* **WHAT YOU NEED TO DO**:
Each record below must be returned exactly as shown.

--- start of DATA RECORDS ---

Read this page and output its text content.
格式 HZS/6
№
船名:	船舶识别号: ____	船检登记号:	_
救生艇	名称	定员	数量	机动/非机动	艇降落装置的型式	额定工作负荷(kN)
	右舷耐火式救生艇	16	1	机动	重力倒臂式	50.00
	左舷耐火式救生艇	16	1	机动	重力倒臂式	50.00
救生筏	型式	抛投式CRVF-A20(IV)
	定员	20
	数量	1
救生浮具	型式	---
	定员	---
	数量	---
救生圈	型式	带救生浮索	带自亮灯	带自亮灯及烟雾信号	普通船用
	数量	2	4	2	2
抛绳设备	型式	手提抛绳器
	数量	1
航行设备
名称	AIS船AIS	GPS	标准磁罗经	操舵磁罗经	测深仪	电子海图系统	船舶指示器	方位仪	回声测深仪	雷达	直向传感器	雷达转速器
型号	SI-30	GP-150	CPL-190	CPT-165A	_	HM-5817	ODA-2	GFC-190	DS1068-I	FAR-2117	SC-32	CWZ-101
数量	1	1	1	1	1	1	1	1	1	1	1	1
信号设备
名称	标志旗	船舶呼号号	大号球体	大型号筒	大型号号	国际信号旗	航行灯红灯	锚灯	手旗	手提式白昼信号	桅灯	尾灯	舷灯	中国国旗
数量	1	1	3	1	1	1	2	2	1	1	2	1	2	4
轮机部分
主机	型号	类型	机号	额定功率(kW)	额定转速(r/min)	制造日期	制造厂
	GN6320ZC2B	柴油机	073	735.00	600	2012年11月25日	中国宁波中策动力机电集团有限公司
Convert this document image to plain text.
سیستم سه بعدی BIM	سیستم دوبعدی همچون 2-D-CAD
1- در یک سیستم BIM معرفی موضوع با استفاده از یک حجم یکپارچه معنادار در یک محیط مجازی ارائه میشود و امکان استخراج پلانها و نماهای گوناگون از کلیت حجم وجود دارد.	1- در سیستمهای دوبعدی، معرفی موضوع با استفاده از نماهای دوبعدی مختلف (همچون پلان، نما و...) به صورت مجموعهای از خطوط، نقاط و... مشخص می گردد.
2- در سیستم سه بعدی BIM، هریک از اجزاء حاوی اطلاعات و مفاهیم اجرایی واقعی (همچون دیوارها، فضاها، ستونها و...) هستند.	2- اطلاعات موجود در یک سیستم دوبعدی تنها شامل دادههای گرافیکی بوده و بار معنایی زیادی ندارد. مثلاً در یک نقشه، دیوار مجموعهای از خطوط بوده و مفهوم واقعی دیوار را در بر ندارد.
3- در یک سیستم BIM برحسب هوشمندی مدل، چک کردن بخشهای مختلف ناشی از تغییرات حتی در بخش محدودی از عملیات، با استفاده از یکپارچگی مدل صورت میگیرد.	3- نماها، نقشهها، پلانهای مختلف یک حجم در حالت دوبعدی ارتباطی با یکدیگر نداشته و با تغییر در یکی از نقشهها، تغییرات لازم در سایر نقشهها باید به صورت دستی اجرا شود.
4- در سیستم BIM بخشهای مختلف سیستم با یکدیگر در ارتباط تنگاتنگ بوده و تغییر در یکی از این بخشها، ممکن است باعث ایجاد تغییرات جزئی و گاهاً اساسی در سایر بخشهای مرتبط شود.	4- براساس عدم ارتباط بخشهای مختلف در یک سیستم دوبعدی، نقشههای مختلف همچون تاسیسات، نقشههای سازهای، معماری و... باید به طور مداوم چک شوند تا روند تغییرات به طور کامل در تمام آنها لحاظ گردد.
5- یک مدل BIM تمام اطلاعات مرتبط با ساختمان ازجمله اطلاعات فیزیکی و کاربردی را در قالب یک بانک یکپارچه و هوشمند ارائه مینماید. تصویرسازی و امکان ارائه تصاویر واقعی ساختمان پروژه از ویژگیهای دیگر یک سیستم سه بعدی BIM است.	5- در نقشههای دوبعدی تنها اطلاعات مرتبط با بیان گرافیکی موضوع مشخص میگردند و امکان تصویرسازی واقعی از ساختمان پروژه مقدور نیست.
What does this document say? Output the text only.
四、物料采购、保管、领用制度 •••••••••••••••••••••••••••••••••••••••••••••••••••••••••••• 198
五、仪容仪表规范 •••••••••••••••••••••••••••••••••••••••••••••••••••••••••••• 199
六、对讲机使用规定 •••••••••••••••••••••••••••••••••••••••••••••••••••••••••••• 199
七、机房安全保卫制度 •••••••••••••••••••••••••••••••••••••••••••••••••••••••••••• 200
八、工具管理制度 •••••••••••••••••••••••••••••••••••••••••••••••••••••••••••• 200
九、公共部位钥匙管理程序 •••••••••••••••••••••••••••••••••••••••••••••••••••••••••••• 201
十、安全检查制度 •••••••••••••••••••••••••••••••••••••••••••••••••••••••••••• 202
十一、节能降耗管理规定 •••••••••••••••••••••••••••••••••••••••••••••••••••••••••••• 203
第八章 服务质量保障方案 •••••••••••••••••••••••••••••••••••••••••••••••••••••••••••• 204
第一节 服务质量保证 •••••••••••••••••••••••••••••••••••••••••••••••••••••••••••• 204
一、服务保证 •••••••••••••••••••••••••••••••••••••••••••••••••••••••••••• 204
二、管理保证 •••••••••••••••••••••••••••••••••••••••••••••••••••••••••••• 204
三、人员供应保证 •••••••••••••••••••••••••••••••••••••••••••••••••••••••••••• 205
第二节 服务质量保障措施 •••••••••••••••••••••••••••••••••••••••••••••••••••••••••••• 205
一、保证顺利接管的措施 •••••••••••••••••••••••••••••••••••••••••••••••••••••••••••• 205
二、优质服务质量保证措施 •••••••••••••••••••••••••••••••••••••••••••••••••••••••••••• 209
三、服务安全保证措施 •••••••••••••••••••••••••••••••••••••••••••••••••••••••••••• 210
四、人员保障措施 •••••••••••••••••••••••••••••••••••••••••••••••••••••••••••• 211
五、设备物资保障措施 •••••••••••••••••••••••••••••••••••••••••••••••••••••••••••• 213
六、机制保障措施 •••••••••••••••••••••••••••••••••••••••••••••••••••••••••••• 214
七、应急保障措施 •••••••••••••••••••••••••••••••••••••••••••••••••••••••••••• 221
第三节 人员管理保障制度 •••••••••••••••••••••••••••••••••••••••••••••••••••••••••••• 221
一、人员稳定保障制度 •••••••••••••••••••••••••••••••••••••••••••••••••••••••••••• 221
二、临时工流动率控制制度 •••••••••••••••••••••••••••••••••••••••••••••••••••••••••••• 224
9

--- end of DATA RECORDS ---

* **EXPECTED OUTPUT**:
Read this page and output its text content.
格式 HZS/6
№
船名:	船舶识别号: ____	船检登记号:	_
救生艇	名称	定员	数量	机动/非机动	艇降落装置的型式	额定工作负荷(kN)
	右舷耐火式救生艇	16	1	机动	重力倒臂式	50.00
	左舷耐火式救生艇	16	1	机动	重力倒臂式	50.00
救生筏	型式	抛投式CRVF-A20(IV)
	定员	20
	数量	1
救生浮具	型式	---
	定员	---
	数量	---
救生圈	型式	带救生浮索	带自亮灯	带自亮灯及烟雾信号	普通船用
	数量	2	4	2	2
抛绳设备	型式	手提抛绳器
	数量	1
航行设备
名称	AIS船AIS	GPS	标准磁罗经	操舵磁罗经	测深仪	电子海图系统	船舶指示器	方位仪	回声测深仪	雷达	直向传感器	雷达转速器
型号	SI-30	GP-150	CPL-190	CPT-165A	_	HM-5817	ODA-2	GFC-190	DS1068-I	FAR-2117	SC-32	CWZ-101
数量	1	1	1	1	1	1	1	1	1	1	1	1
信号设备
名称	标志旗	船舶呼号号	大号球体	大型号筒	大型号号	国际信号旗	航行灯红灯	锚灯	手旗	手提式白昼信号	桅灯	尾灯	舷灯	中国国旗
数量	1	1	3	1	1	1	2	2	1	1	2	1	2	4
轮机部分
主机	型号	类型	机号	额定功率(kW)	额定转速(r/min)	制造日期	制造厂
	GN6320ZC2B	柴油机	073	735.00	600	2012年11月25日	中国宁波中策动力机电集团有限公司
Convert this document image to plain text.
سیستم سه بعدی BIM	سیستم دوبعدی همچون 2-D-CAD
1- در یک سیستم BIM معرفی موضوع با استفاده از یک حجم یکپارچه معنادار در یک محیط مجازی ارائه میشود و امکان استخراج پلانها و نماهای گوناگون از کلیت حجم وجود دارد.	1- در سیستمهای دوبعدی، معرفی موضوع با استفاده از نماهای دوبعدی مختلف (همچون پلان، نما و...) به صورت مجموعهای از خطوط، نقاط و... مشخص می گردد.
2- در سیستم سه بعدی BIM، هریک از اجزاء حاوی اطلاعات و مفاهیم اجرایی واقعی (همچون دیوارها، فضاها، ستونها و...) هستند.	2- اطلاعات موجود در یک سیستم دوبعدی تنها شامل دادههای گرافیکی بوده و بار معنایی زیادی ندارد. مثلاً در یک نقشه، دیوار مجموعهای از خطوط بوده و مفهوم واقعی دیوار را در بر ندارد.
3- در یک سیستم BIM برحسب هوشمندی مدل، چک کردن بخشهای مختلف ناشی از تغییرات حتی در بخش محدودی از عملیات، با استفاده از یکپارچگی مدل صورت میگیرد.	3- نماها، نقشهها، پلانهای مختلف یک حجم در حالت دوبعدی ارتباطی با یکدیگر نداشته و با تغییر در یکی از نقشهها، تغییرات لازم در سایر نقشهها باید به صورت دستی اجرا شود.
4- در سیستم BIM بخشهای مختلف سیستم با یکدیگر در ارتباط تنگاتنگ بوده و تغییر در یکی از این بخشها، ممکن است باعث ایجاد تغییرات جزئی و گاهاً اساسی در سایر بخشهای مرتبط شود.	4- براساس عدم ارتباط بخشهای مختلف در یک سیستم دوبعدی، نقشههای مختلف همچون تاسیسات، نقشههای سازهای، معماری و... باید به طور مداوم چک شوند تا روند تغییرات به طور کامل در تمام آنها لحاظ گردد.
5- یک مدل BIM تمام اطلاعات مرتبط با ساختمان ازجمله اطلاعات فیزیکی و کاربردی را در قالب یک بانک یکپارچه و هوشمند ارائه مینماید. تصویرسازی و امکان ارائه تصاویر واقعی ساختمان پروژه از ویژگیهای دیگر یک سیستم سه بعدی BIM است.	5- در نقشههای دوبعدی تنها اطلاعات مرتبط با بیان گرافیکی موضوع مشخص میگردند و امکان تصویرسازی واقعی از ساختمان پروژه مقدور نیست.
What does this document say? Output the text only.
四、物料采购、保管、领用制度 •••••••••••••••••••••••••••••••••••••••••••••••••••••••••••• 198
五、仪容仪表规范 •••••••••••••••••••••••••••••••••••••••••••••••••••••••••••• 199
六、对讲机使用规定 •••••••••••••••••••••••••••••••••••••••••••••••••••••••••••• 199
七、机房安全保卫制度 •••••••••••••••••••••••••••••••••••••••••••••••••••••••••••• 200
八、工具管理制度 •••••••••••••••••••••••••••••••••••••••••••••••••••••••••••• 200
九、公共部位钥匙管理程序 •••••••••••••••••••••••••••••••••••••••••••••••••••••••••••• 201
十、安全检查制度 •••••••••••••••••••••••••••••••••••••••••••••••••••••••••••• 202
十一、节能降耗管理规定 •••••••••••••••••••••••••••••••••••••••••••••••••••••••••••• 203
第八章 服务质量保障方案 •••••••••••••••••••••••••••••••••••••••••••••••••••••••••••• 204
第一节 服务质量保证 •••••••••••••••••••••••••••••••••••••••••••••••••••••••••••• 204
一、服务保证 •••••••••••••••••••••••••••••••••••••••••••••••••••••••••••• 204
二、管理保证 •••••••••••••••••••••••••••••••••••••••••••••••••••••••••••• 204
三、人员供应保证 •••••••••••••••••••••••••••••••••••••••••••••••••••••••••••• 205
第二节 服务质量保障措施 •••••••••••••••••••••••••••••••••••••••••••••••••••••••••••• 205
一、保证顺利接管的措施 •••••••••••••••••••••••••••••••••••••••••••••••••••••••••••• 205
二、优质服务质量保证措施 •••••••••••••••••••••••••••••••••••••••••••••••••••••••••••• 209
三、服务安全保证措施 •••••••••••••••••••••••••••••••••••••••••••••••••••••••••••• 210
四、人员保障措施 •••••••••••••••••••••••••••••••••••••••••••••••••••••••••••• 211
五、设备物资保障措施 •••••••••••••••••••••••••••••••••••••••••••••••••••••••••••• 213
六、机制保障措施 •••••••••••••••••••••••••••••••••••••••••••••••••••••••••••• 214
七、应急保障措施 •••••••••••••••••••••••••••••••••••••••••••••••••••••••••••• 221
第三节 人员管理保障制度 •••••••••••••••••••••••••••••••••••••••••••••••••••••••••••• 221
一、人员稳定保障制度 •••••••••••••••••••••••••••••••••••••••••••••••••••••••••••• 221
二、临时工流动率控制制度 •••••••••••••••••••••••••••••••••••••••••••••••••••••••••••• 224
9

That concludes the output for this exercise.